*Exercise:* Give back the full listing verbatim, apart from its images.

-- Begin Records supplied --

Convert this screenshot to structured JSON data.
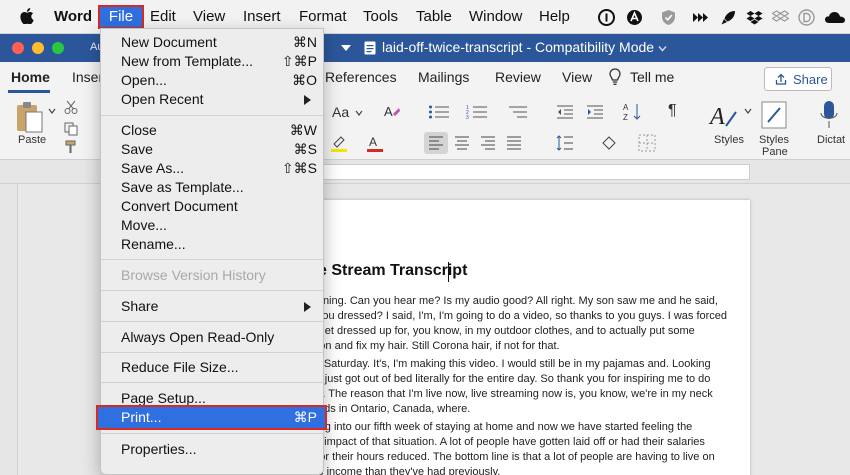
{
  "menubar": {
    "app_name": "Word",
    "file": "File",
    "items": [
      "Edit",
      "View",
      "Insert",
      "Format",
      "Tools",
      "Table",
      "Window",
      "Help"
    ],
    "tray_icons": [
      "circled-1-icon",
      "circled-a-icon",
      "lastpass-icon",
      "shield-check-icon",
      "forward-arrow-icon",
      "rocket-icon",
      "dropbox-icon",
      "dropbox-outline-icon",
      "d-circle-icon",
      "cloud-icon"
    ]
  },
  "window": {
    "title": "laid-off-twice-transcript",
    "mode": "Compatibility Mode",
    "autosave_label": "Au"
  },
  "ribbon": {
    "tabs": [
      "Home",
      "Inser",
      "References",
      "Mailings",
      "Review",
      "View"
    ],
    "tell_me": "Tell me",
    "share": "Share",
    "paste_label": "Paste",
    "styles_label": "Styles",
    "styles_pane_label": "Styles",
    "styles_pane_label2": "Pane",
    "dictate_label": "Dictat",
    "font_size_label": "Aa"
  },
  "document": {
    "heading": "e Stream Transcript",
    "para1": [
      "morning. Can you hear me? Is my audio good? All right. My son saw me and he said,",
      "re you dressed? I said, I'm, I'm going to do a video, so thanks to you guys. I was forced",
      "o. Get dressed up for, you know, in my outdoor clothes, and to actually put some",
      "up on and fix my hair. Still Corona hair, if not for that."
    ],
    "para2": [
      "'s a Saturday. It's, I'm making this video. I would still be in my pajamas and. Looking",
      "ot it just got out of bed literally for the entire day. So thank you for inspiring me to do",
      "deo. The reason that I'm  live now, live streaming now is, you know, we're in my neck",
      "woods in Ontario, Canada, where."
    ],
    "para3": [
      "going into our fifth week of staying at home and now we have started feeling the",
      "mic impact of that situation. A lot of people have gotten laid off or had their salaries",
      "ed or their hours reduced. The bottom line is that a lot of people are having to live on",
      "less income than they've had previously."
    ]
  },
  "file_menu": {
    "new_document": "New Document",
    "new_document_sc": "⌘N",
    "new_from_template": "New from Template...",
    "new_from_template_sc": "⇧⌘P",
    "open": "Open...",
    "open_sc": "⌘O",
    "open_recent": "Open Recent",
    "close": "Close",
    "close_sc": "⌘W",
    "save": "Save",
    "save_sc": "⌘S",
    "save_as": "Save As...",
    "save_as_sc": "⇧⌘S",
    "save_as_template": "Save as Template...",
    "convert_document": "Convert Document",
    "move": "Move...",
    "rename": "Rename...",
    "browse_version_history": "Browse Version History",
    "share": "Share",
    "always_open_read_only": "Always Open Read-Only",
    "reduce_file_size": "Reduce File Size...",
    "page_setup": "Page Setup...",
    "print": "Print...",
    "print_sc": "⌘P",
    "properties": "Properties..."
  },
  "colors": {
    "titlebar": "#2b579a",
    "menu_highlight": "#2f6fe0",
    "callout_border": "#d62a22"
  }
}
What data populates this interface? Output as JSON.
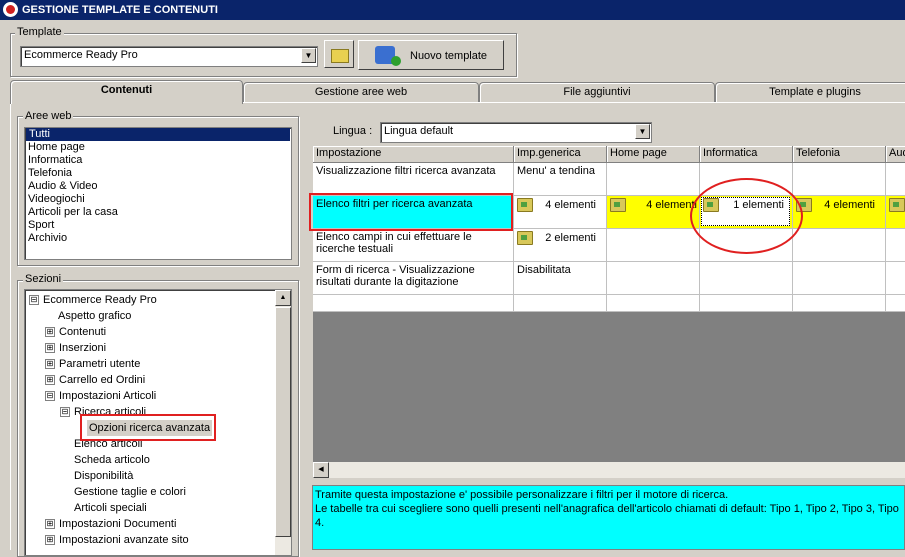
{
  "window": {
    "title": "GESTIONE TEMPLATE E CONTENUTI"
  },
  "template": {
    "label": "Template",
    "selected": "Ecommerce Ready Pro",
    "new_button": "Nuovo template"
  },
  "tabs": [
    "Contenuti",
    "Gestione aree web",
    "File aggiuntivi",
    "Template e plugins"
  ],
  "aree_web": {
    "label": "Aree web",
    "items": [
      "Tutti",
      "Home page",
      "Informatica",
      "Telefonia",
      "Audio & Video",
      "Videogiochi",
      "Articoli per la casa",
      "Sport",
      "Archivio"
    ]
  },
  "sezioni": {
    "label": "Sezioni",
    "tree": [
      {
        "label": "Ecommerce Ready Pro",
        "expander": "⊟"
      },
      {
        "label": "Aspetto grafico",
        "expander": ""
      },
      {
        "label": "Contenuti",
        "expander": "⊞"
      },
      {
        "label": "Inserzioni",
        "expander": "⊞"
      },
      {
        "label": "Parametri utente",
        "expander": "⊞"
      },
      {
        "label": "Carrello ed Ordini",
        "expander": "⊞"
      },
      {
        "label": "Impostazioni Articoli",
        "expander": "⊟"
      },
      {
        "label": "Ricerca articoli",
        "expander": "⊟"
      },
      {
        "label": "Opzioni ricerca avanzata",
        "expander": ""
      },
      {
        "label": "Elenco articoli",
        "expander": ""
      },
      {
        "label": "Scheda articolo",
        "expander": ""
      },
      {
        "label": "Disponibilità",
        "expander": ""
      },
      {
        "label": "Gestione taglie e colori",
        "expander": ""
      },
      {
        "label": "Articoli speciali",
        "expander": ""
      },
      {
        "label": "Impostazioni Documenti",
        "expander": "⊞"
      },
      {
        "label": "Impostazioni avanzate sito",
        "expander": "⊞"
      }
    ]
  },
  "lingua": {
    "label": "Lingua :",
    "selected": "Lingua default"
  },
  "grid": {
    "headers": [
      "Impostazione",
      "Imp.generica",
      "Home page",
      "Informatica",
      "Telefonia",
      "Aud"
    ],
    "rows": [
      {
        "setting": "Visualizzazione filtri ricerca avanzata",
        "generic": "Menu' a tendina",
        "home": "",
        "info": "",
        "tel": ""
      },
      {
        "setting": "Elenco filtri per ricerca avanzata",
        "generic": "4 elementi",
        "home": "4 elementi",
        "info": "1 elementi",
        "tel": "4 elementi"
      },
      {
        "setting": "Elenco campi in cui effettuare le ricerche testuali",
        "generic": "2 elementi",
        "home": "",
        "info": "",
        "tel": ""
      },
      {
        "setting": "Form di ricerca - Visualizzazione risultati durante la digitazione",
        "generic": "Disabilitata",
        "home": "",
        "info": "",
        "tel": ""
      }
    ]
  },
  "description": {
    "line1": "Tramite questa impostazione e' possibile personalizzare i filtri per il motore di ricerca.",
    "line2": "Le tabelle tra cui scegliere sono quelli presenti nell'anagrafica dell'articolo chiamati di default: Tipo 1, Tipo 2, Tipo 3, Tipo 4."
  },
  "colors": {
    "highlight_cyan": "#00ffff",
    "highlight_yellow": "#ffff00",
    "annotation_red": "#e02020",
    "title_blue": "#0a246a"
  }
}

-- End Records supplied --

*Solution for this exercise:*
Convert this screenshot to structured JSON data.
{
  "menubar": {
    "app_name": "Word",
    "file": "File",
    "items": [
      "Edit",
      "View",
      "Insert",
      "Format",
      "Tools",
      "Table",
      "Window",
      "Help"
    ],
    "tray_icons": [
      "circled-1-icon",
      "circled-a-icon",
      "lastpass-icon",
      "shield-check-icon",
      "forward-arrow-icon",
      "rocket-icon",
      "dropbox-icon",
      "dropbox-outline-icon",
      "d-circle-icon",
      "cloud-icon"
    ]
  },
  "window": {
    "title": "laid-off-twice-transcript",
    "mode": "Compatibility Mode",
    "autosave_label": "Au"
  },
  "ribbon": {
    "tabs": [
      "Home",
      "Inser",
      "References",
      "Mailings",
      "Review",
      "View"
    ],
    "tell_me": "Tell me",
    "share": "Share",
    "paste_label": "Paste",
    "styles_label": "Styles",
    "styles_pane_label": "Styles",
    "styles_pane_label2": "Pane",
    "dictate_label": "Dictat",
    "font_size_label": "Aa"
  },
  "document": {
    "heading": "e Stream Transcript",
    "para1": [
      "morning. Can you hear me? Is my audio good? All right. My son saw me and he said,",
      "re you dressed? I said, I'm, I'm going to do a video, so thanks to you guys. I was forced",
      "o. Get dressed up for, you know, in my outdoor clothes, and to actually put some",
      "up on and fix my hair. Still Corona hair, if not for that."
    ],
    "para2": [
      "'s a Saturday. It's, I'm making this video. I would still be in my pajamas and. Looking",
      "ot it just got out of bed literally for the entire day. So thank you for inspiring me to do",
      "deo. The reason that I'm  live now, live streaming now is, you know, we're in my neck",
      "woods in Ontario, Canada, where."
    ],
    "para3": [
      "going into our fifth week of staying at home and now we have started feeling the",
      "mic impact of that situation. A lot of people have gotten laid off or had their salaries",
      "ed or their hours reduced. The bottom line is that a lot of people are having to live on",
      "less income than they've had previously."
    ]
  },
  "file_menu": {
    "new_document": "New Document",
    "new_document_sc": "⌘N",
    "new_from_template": "New from Template...",
    "new_from_template_sc": "⇧⌘P",
    "open": "Open...",
    "open_sc": "⌘O",
    "open_recent": "Open Recent",
    "close": "Close",
    "close_sc": "⌘W",
    "save": "Save",
    "save_sc": "⌘S",
    "save_as": "Save As...",
    "save_as_sc": "⇧⌘S",
    "save_as_template": "Save as Template...",
    "convert_document": "Convert Document",
    "move": "Move...",
    "rename": "Rename...",
    "browse_version_history": "Browse Version History",
    "share": "Share",
    "always_open_read_only": "Always Open Read-Only",
    "reduce_file_size": "Reduce File Size...",
    "page_setup": "Page Setup...",
    "print": "Print...",
    "print_sc": "⌘P",
    "properties": "Properties..."
  },
  "colors": {
    "titlebar": "#2b579a",
    "menu_highlight": "#2f6fe0",
    "callout_border": "#d62a22"
  }
}
What data populates this interface? Output as JSON.
{
  "window": {
    "title": "GESTIONE TEMPLATE E CONTENUTI"
  },
  "template": {
    "label": "Template",
    "selected": "Ecommerce Ready Pro",
    "new_button": "Nuovo template"
  },
  "tabs": [
    "Contenuti",
    "Gestione aree web",
    "File aggiuntivi",
    "Template e plugins"
  ],
  "aree_web": {
    "label": "Aree web",
    "items": [
      "Tutti",
      "Home page",
      "Informatica",
      "Telefonia",
      "Audio & Video",
      "Videogiochi",
      "Articoli per la casa",
      "Sport",
      "Archivio"
    ]
  },
  "sezioni": {
    "label": "Sezioni",
    "tree": [
      {
        "label": "Ecommerce Ready Pro",
        "expander": "⊟"
      },
      {
        "label": "Aspetto grafico",
        "expander": ""
      },
      {
        "label": "Contenuti",
        "expander": "⊞"
      },
      {
        "label": "Inserzioni",
        "expander": "⊞"
      },
      {
        "label": "Parametri utente",
        "expander": "⊞"
      },
      {
        "label": "Carrello ed Ordini",
        "expander": "⊞"
      },
      {
        "label": "Impostazioni Articoli",
        "expander": "⊟"
      },
      {
        "label": "Ricerca articoli",
        "expander": "⊟"
      },
      {
        "label": "Opzioni ricerca avanzata",
        "expander": ""
      },
      {
        "label": "Elenco articoli",
        "expander": ""
      },
      {
        "label": "Scheda articolo",
        "expander": ""
      },
      {
        "label": "Disponibilità",
        "expander": ""
      },
      {
        "label": "Gestione taglie e colori",
        "expander": ""
      },
      {
        "label": "Articoli speciali",
        "expander": ""
      },
      {
        "label": "Impostazioni Documenti",
        "expander": "⊞"
      },
      {
        "label": "Impostazioni avanzate sito",
        "expander": "⊞"
      }
    ]
  },
  "lingua": {
    "label": "Lingua :",
    "selected": "Lingua default"
  },
  "grid": {
    "headers": [
      "Impostazione",
      "Imp.generica",
      "Home page",
      "Informatica",
      "Telefonia",
      "Aud"
    ],
    "rows": [
      {
        "setting": "Visualizzazione filtri ricerca avanzata",
        "generic": "Menu' a tendina",
        "home": "",
        "info": "",
        "tel": ""
      },
      {
        "setting": "Elenco filtri per ricerca avanzata",
        "generic": "4 elementi",
        "home": "4 elementi",
        "info": "1 elementi",
        "tel": "4 elementi"
      },
      {
        "setting": "Elenco campi in cui effettuare le ricerche testuali",
        "generic": "2 elementi",
        "home": "",
        "info": "",
        "tel": ""
      },
      {
        "setting": "Form di ricerca - Visualizzazione risultati durante la digitazione",
        "generic": "Disabilitata",
        "home": "",
        "info": "",
        "tel": ""
      }
    ]
  },
  "description": {
    "line1": "Tramite questa impostazione e' possibile personalizzare i filtri per il motore di ricerca.",
    "line2": "Le tabelle tra cui scegliere sono quelli presenti nell'anagrafica dell'articolo chiamati di default: Tipo 1, Tipo 2, Tipo 3, Tipo 4."
  },
  "colors": {
    "highlight_cyan": "#00ffff",
    "highlight_yellow": "#ffff00",
    "annotation_red": "#e02020",
    "title_blue": "#0a246a"
  }
}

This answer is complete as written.